** Start **

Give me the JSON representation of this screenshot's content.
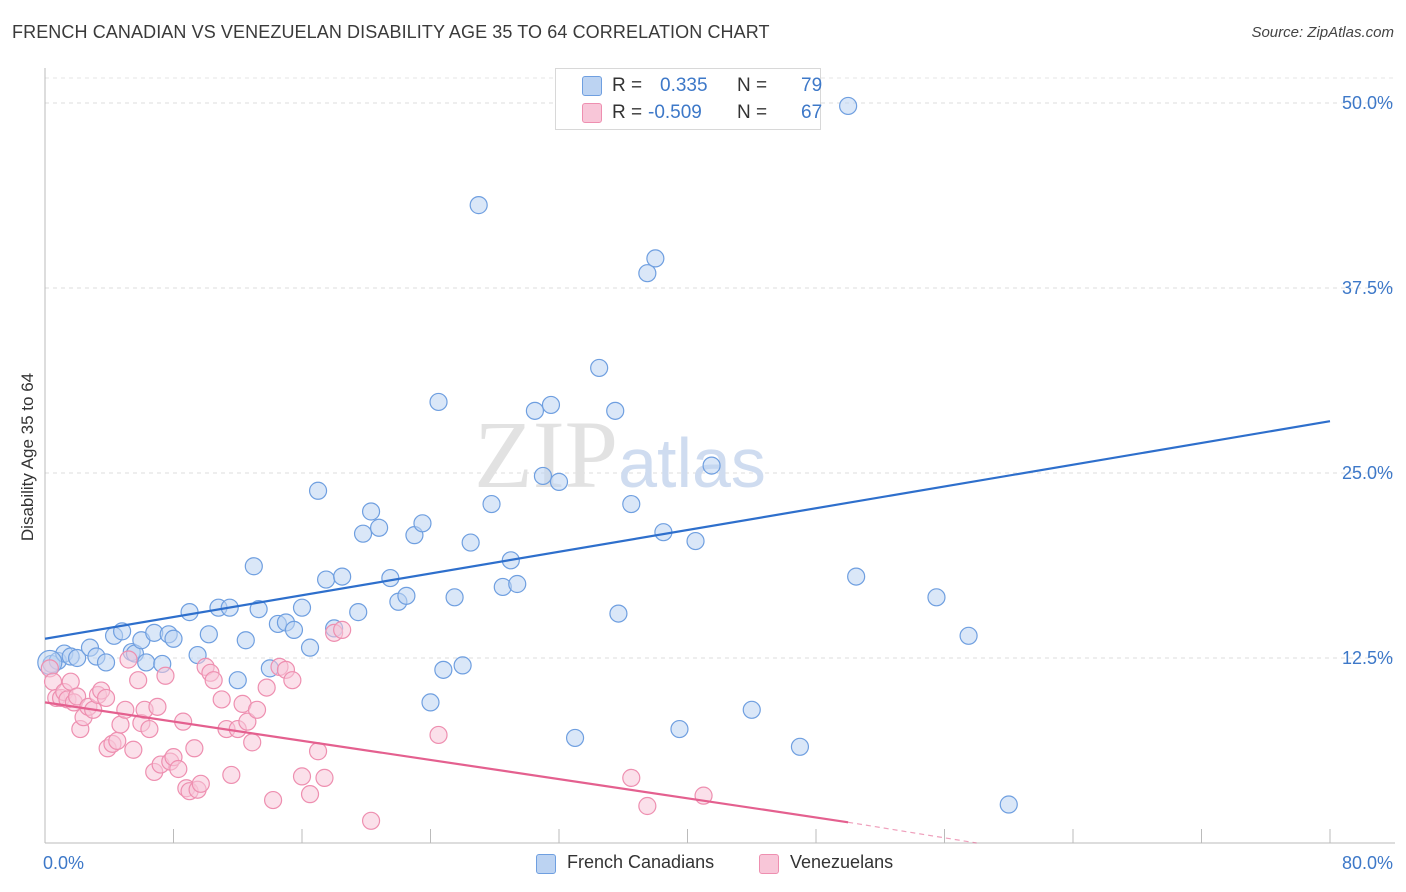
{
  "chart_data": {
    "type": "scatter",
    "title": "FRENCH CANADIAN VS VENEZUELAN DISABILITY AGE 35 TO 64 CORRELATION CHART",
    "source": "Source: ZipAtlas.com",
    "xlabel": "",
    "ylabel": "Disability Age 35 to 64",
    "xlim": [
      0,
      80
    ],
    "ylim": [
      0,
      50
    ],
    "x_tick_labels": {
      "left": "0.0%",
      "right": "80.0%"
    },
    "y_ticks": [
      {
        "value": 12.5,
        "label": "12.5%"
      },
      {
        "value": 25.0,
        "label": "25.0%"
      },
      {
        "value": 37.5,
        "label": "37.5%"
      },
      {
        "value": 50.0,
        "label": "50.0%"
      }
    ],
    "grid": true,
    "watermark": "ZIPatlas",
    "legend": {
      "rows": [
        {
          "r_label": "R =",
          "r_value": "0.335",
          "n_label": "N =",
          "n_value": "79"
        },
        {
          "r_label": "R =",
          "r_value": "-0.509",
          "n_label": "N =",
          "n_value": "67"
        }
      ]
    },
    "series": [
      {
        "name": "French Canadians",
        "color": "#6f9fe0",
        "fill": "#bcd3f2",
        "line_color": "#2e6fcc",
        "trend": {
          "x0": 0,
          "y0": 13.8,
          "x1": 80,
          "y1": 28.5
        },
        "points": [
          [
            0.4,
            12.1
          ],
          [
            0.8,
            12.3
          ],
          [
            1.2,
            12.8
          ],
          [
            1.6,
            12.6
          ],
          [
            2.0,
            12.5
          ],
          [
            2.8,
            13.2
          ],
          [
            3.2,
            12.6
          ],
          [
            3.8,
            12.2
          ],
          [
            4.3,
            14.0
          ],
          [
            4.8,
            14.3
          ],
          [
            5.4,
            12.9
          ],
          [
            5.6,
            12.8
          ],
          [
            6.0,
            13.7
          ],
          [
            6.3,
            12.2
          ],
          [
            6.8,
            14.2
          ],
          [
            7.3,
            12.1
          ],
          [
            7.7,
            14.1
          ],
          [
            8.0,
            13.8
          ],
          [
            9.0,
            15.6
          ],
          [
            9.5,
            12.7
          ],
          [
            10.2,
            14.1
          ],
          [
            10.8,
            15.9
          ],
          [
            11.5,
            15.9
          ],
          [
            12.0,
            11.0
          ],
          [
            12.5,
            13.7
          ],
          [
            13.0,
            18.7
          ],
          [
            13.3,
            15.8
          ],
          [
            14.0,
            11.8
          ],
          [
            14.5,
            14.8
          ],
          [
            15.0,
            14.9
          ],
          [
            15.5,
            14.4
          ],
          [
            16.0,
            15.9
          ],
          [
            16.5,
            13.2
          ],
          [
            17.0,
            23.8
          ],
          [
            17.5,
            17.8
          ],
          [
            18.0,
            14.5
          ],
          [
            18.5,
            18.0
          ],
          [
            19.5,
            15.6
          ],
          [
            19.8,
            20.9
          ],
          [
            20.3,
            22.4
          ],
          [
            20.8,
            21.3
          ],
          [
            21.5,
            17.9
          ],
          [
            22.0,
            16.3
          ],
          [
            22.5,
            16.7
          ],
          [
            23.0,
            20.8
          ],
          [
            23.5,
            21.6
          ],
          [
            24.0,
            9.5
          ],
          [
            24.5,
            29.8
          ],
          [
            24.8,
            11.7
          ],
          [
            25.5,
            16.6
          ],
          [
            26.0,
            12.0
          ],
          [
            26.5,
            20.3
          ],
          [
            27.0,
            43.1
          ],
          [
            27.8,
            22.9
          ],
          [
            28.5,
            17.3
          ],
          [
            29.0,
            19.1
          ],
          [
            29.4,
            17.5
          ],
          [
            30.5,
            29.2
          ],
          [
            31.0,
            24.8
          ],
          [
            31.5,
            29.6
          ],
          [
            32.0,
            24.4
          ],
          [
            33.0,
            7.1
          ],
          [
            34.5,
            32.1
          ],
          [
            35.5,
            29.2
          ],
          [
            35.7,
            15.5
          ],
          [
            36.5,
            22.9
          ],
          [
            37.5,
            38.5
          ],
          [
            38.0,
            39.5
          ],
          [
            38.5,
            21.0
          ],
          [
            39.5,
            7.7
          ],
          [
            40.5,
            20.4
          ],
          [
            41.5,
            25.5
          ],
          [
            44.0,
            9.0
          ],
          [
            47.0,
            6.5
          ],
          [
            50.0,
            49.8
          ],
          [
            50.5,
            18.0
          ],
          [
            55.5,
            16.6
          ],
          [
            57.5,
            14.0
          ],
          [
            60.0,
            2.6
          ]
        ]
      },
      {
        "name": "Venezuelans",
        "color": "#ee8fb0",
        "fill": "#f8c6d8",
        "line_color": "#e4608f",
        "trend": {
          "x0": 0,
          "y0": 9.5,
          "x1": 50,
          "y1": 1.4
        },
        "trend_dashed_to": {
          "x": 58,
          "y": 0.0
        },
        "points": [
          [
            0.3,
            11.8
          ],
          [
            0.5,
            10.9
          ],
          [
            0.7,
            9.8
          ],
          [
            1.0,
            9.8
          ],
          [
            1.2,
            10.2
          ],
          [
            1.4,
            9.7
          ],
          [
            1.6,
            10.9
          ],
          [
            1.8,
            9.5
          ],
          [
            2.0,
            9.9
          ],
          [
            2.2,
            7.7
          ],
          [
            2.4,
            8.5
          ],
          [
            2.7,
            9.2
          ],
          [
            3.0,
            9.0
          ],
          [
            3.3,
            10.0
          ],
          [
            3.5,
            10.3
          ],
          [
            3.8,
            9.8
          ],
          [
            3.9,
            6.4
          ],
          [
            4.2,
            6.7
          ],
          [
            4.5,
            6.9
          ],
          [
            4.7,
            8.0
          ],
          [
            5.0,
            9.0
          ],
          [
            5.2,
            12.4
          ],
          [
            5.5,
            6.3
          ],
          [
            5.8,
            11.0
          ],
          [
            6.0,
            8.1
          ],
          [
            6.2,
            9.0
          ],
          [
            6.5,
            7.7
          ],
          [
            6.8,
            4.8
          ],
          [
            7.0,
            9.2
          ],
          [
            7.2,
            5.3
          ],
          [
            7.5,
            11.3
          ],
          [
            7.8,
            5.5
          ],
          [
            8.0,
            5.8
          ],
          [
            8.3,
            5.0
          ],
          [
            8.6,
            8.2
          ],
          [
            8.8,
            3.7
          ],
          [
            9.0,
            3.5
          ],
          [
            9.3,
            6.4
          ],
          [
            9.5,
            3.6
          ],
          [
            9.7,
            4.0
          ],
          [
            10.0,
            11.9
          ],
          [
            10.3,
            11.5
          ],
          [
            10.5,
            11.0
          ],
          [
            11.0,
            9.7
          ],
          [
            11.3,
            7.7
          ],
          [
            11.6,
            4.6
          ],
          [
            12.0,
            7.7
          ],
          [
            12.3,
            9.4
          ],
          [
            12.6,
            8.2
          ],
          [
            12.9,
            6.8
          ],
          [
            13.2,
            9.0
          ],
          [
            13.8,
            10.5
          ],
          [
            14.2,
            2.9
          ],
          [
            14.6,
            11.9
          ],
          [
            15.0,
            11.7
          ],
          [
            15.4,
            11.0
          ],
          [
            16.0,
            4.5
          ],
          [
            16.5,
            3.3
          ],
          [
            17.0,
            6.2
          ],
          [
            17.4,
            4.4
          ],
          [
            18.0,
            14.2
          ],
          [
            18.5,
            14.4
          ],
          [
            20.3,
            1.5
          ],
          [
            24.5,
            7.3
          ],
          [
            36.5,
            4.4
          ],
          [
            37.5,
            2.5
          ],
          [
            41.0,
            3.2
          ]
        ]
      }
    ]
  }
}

** End **
** Start **

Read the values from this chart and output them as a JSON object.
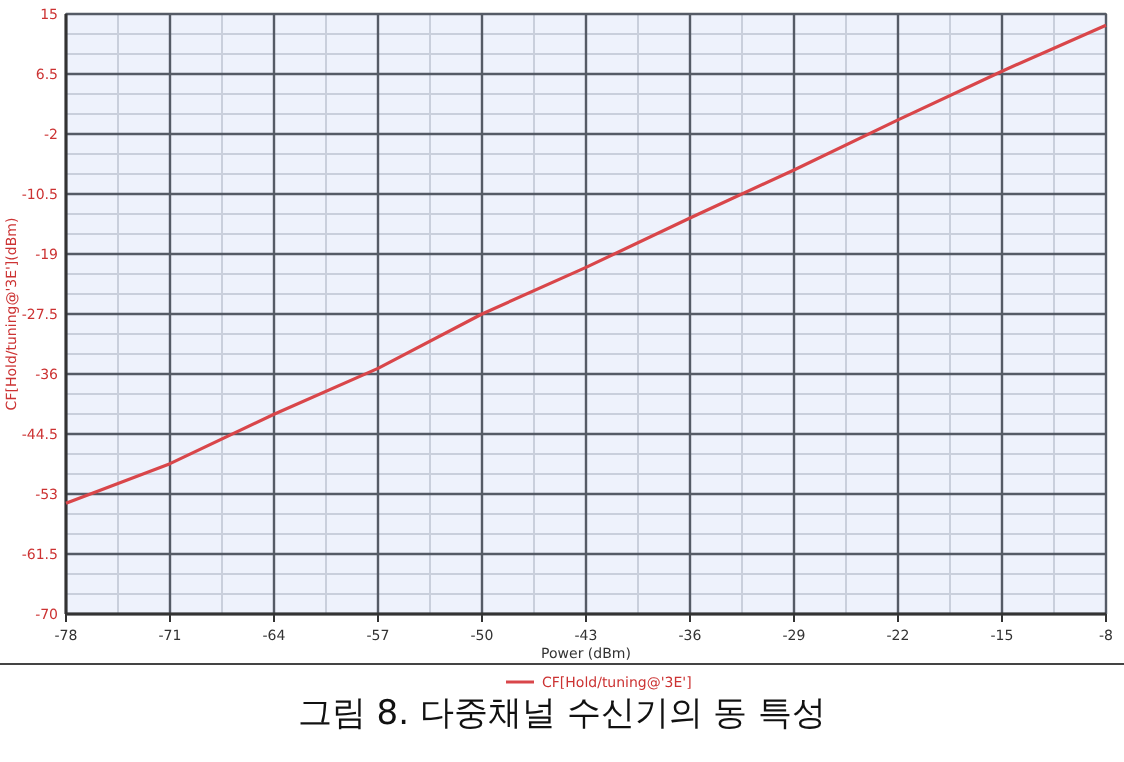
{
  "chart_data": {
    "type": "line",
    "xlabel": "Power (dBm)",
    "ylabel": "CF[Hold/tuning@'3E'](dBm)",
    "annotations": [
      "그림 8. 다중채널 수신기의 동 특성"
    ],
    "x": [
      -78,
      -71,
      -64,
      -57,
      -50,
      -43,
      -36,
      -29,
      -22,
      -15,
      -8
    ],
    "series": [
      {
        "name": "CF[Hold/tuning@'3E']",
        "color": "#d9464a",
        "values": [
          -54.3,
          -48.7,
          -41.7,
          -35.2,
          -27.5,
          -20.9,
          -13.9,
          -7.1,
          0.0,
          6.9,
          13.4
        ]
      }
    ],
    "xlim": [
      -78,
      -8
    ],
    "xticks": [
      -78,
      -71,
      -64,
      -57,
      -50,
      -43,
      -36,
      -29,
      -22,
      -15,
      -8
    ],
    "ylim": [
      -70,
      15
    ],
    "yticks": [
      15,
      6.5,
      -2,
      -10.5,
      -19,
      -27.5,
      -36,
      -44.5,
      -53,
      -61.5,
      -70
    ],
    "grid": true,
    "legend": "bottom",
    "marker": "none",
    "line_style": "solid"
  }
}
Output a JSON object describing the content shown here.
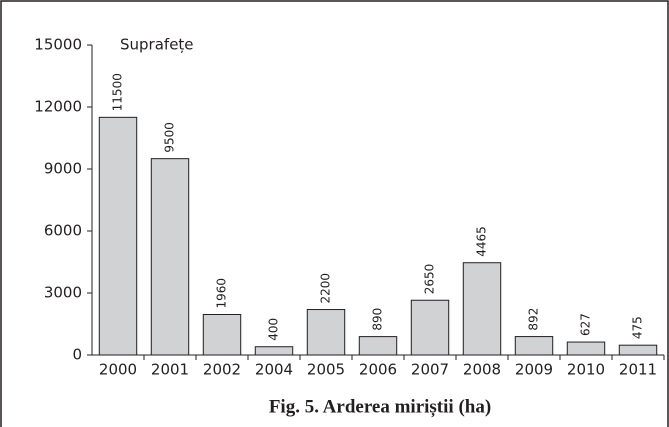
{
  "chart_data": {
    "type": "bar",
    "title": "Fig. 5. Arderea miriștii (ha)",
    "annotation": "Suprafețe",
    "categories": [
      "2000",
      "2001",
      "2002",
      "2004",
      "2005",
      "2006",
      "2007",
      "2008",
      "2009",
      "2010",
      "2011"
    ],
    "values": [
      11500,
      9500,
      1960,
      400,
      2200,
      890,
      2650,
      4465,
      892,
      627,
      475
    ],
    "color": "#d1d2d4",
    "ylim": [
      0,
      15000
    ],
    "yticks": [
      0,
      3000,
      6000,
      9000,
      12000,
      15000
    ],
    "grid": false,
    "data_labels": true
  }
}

** End **
** Start **

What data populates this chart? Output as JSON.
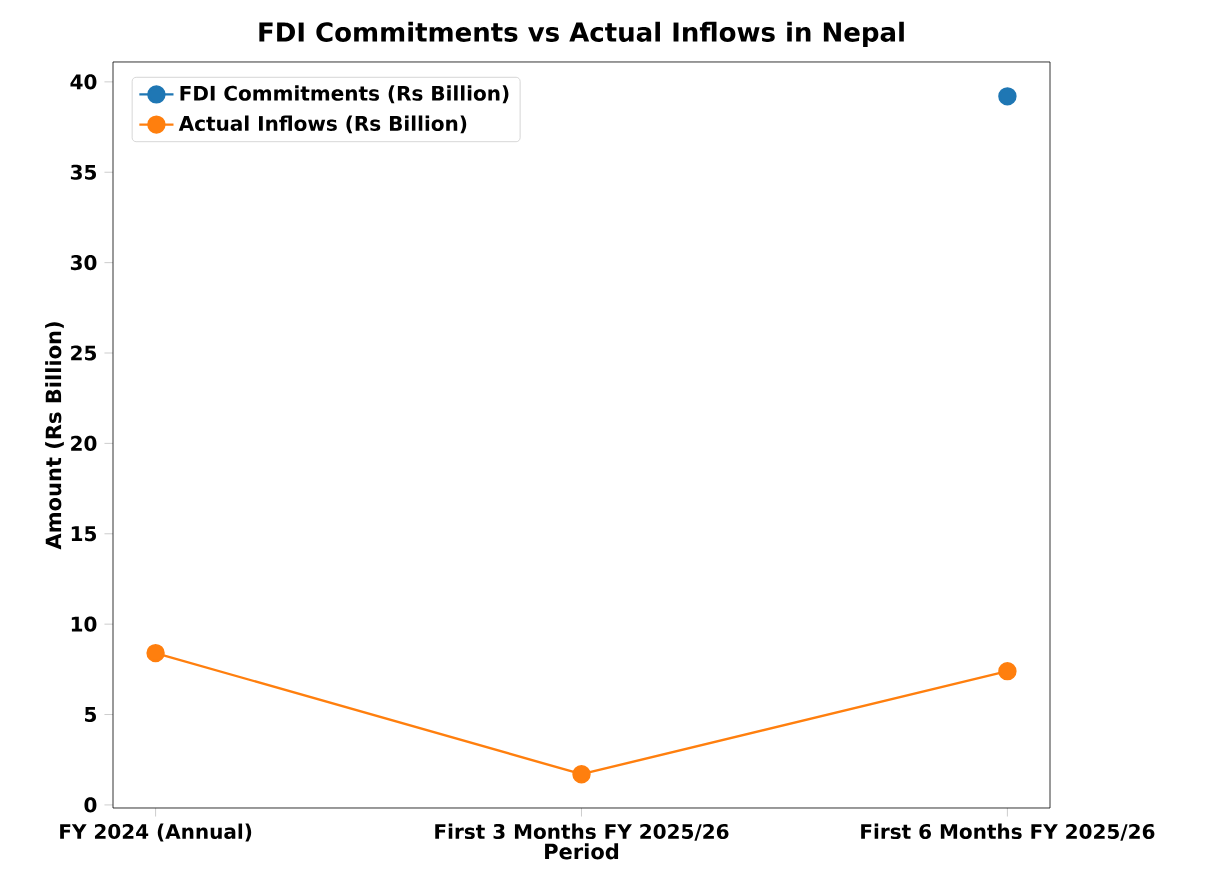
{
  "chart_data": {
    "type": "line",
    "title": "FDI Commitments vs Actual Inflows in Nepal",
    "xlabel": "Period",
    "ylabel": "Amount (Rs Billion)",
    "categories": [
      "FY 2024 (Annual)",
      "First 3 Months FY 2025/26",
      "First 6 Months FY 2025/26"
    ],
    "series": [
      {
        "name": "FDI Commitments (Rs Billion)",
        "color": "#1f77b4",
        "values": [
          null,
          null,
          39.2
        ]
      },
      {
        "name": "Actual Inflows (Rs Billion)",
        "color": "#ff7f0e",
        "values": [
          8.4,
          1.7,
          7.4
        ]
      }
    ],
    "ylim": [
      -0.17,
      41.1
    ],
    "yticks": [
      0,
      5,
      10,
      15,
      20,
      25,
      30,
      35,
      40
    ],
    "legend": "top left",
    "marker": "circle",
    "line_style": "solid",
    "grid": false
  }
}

** End **

Look through the listing and extract every line with "ylabel" in it.

**Result below:**
    "ylabel": "Disability Age 35 to 64",
    "ylabel": "CF[Hold/tuning@'3E'](dBm)",
    "ylabel": "Amount (Rs Billion)",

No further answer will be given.